Records to process -
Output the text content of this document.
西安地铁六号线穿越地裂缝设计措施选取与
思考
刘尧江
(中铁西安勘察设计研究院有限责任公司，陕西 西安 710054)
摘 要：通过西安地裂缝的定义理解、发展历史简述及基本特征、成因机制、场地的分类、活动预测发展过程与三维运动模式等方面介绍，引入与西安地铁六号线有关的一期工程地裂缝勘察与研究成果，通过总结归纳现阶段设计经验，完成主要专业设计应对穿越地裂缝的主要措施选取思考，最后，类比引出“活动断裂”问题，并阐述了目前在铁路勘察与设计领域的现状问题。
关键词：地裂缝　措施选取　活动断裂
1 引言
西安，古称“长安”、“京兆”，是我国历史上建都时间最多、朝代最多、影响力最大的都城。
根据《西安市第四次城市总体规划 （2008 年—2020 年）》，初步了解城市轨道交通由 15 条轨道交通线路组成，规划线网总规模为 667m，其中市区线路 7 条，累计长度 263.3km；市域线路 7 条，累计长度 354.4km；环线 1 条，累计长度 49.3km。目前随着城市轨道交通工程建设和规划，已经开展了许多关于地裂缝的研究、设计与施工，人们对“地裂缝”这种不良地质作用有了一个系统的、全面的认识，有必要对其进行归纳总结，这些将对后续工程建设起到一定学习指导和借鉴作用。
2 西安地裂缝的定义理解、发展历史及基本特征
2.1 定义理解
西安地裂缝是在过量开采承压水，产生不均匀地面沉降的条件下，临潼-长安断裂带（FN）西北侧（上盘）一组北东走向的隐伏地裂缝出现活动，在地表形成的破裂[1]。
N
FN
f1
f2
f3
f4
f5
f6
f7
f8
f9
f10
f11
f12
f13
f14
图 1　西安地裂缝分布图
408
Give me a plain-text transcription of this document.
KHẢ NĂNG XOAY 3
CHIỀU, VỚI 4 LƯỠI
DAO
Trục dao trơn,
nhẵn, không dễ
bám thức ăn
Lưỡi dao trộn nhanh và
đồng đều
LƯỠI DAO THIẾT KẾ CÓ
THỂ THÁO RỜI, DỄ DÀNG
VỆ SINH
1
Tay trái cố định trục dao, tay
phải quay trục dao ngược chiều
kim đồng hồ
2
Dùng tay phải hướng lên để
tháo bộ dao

Set exercise - Type the material above out again, exactly.

Answer for this exercise -
Output the text content of this document.
西安地铁六号线穿越地裂缝设计措施选取与
思考
刘尧江
(中铁西安勘察设计研究院有限责任公司，陕西 西安 710054)
摘 要：通过西安地裂缝的定义理解、发展历史简述及基本特征、成因机制、场地的分类、活动预测发展过程与三维运动模式等方面介绍，引入与西安地铁六号线有关的一期工程地裂缝勘察与研究成果，通过总结归纳现阶段设计经验，完成主要专业设计应对穿越地裂缝的主要措施选取思考，最后，类比引出“活动断裂”问题，并阐述了目前在铁路勘察与设计领域的现状问题。
关键词：地裂缝　措施选取　活动断裂
1 引言
西安，古称“长安”、“京兆”，是我国历史上建都时间最多、朝代最多、影响力最大的都城。
根据《西安市第四次城市总体规划 （2008 年—2020 年）》，初步了解城市轨道交通由 15 条轨道交通线路组成，规划线网总规模为 667m，其中市区线路 7 条，累计长度 263.3km；市域线路 7 条，累计长度 354.4km；环线 1 条，累计长度 49.3km。目前随着城市轨道交通工程建设和规划，已经开展了许多关于地裂缝的研究、设计与施工，人们对“地裂缝”这种不良地质作用有了一个系统的、全面的认识，有必要对其进行归纳总结，这些将对后续工程建设起到一定学习指导和借鉴作用。
2 西安地裂缝的定义理解、发展历史及基本特征
2.1 定义理解
西安地裂缝是在过量开采承压水，产生不均匀地面沉降的条件下，临潼-长安断裂带（FN）西北侧（上盘）一组北东走向的隐伏地裂缝出现活动，在地表形成的破裂[1]。
N
FN
f1
f2
f3
f4
f5
f6
f7
f8
f9
f10
f11
f12
f13
f14
图 1　西安地裂缝分布图
408
Give me a plain-text transcription of this document.
KHẢ NĂNG XOAY 3
CHIỀU, VỚI 4 LƯỠI
DAO
Trục dao trơn,
nhẵn, không dễ
bám thức ăn
Lưỡi dao trộn nhanh và
đồng đều
LƯỠI DAO THIẾT KẾ CÓ
THỂ THÁO RỜI, DỄ DÀNG
VỆ SINH
1
Tay trái cố định trục dao, tay
phải quay trục dao ngược chiều
kim đồng hồ
2
Dùng tay phải hướng lên để
tháo bộ dao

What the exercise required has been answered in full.